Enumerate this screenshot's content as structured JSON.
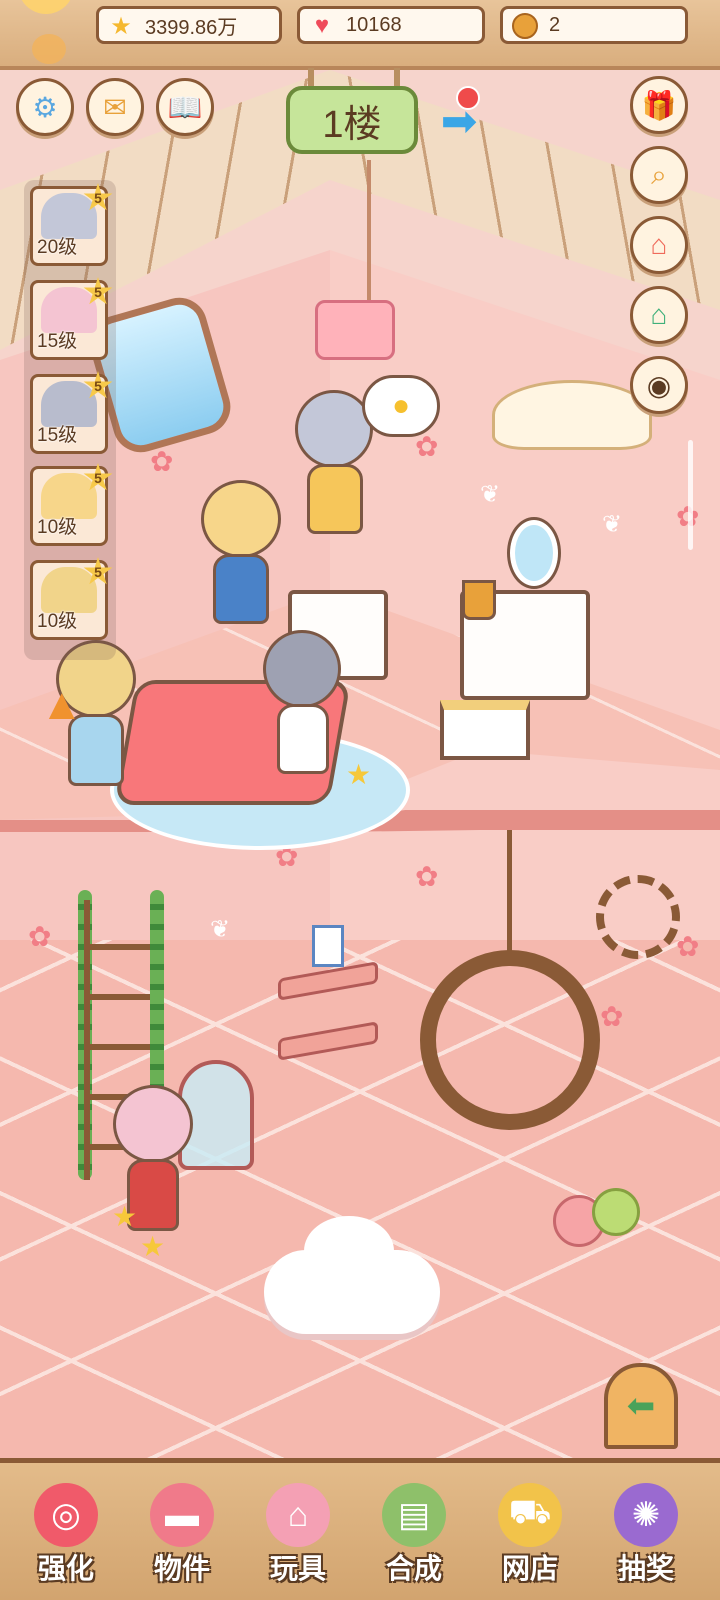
{
  "currencies": {
    "gold": "3399.86万",
    "hearts": "10168",
    "coins": "2"
  },
  "floor_sign": "1楼",
  "characters": [
    {
      "level": "20级",
      "stars": "5"
    },
    {
      "level": "15级",
      "stars": "5"
    },
    {
      "level": "15级",
      "stars": "5"
    },
    {
      "level": "10级",
      "stars": "5"
    },
    {
      "level": "10级",
      "stars": "5"
    }
  ],
  "bottom_nav": [
    {
      "label": "强化",
      "icon": "lollipop-icon",
      "color": "#f05a6a"
    },
    {
      "label": "物件",
      "icon": "piano-icon",
      "color": "#f07a8a"
    },
    {
      "label": "玩具",
      "icon": "toy-house-icon",
      "color": "#f4a0b4"
    },
    {
      "label": "合成",
      "icon": "cards-icon",
      "color": "#8ec06a"
    },
    {
      "label": "网店",
      "icon": "shop-cart-icon",
      "color": "#f2c34a"
    },
    {
      "label": "抽奖",
      "icon": "lottery-wheel-icon",
      "color": "#9a6ad0"
    }
  ],
  "colors": {
    "wall": "#f9cdc6",
    "floor": "#f5b8ae",
    "wood": "#8a5a36",
    "sign_green": "#c6e59a"
  }
}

Stated goal —
Gather every line from the entries above where the word "label" appears, and copy them.

Solution —
      "label": "强化",
      "label": "物件",
      "label": "玩具",
      "label": "合成",
      "label": "网店",
      "label": "抽奖",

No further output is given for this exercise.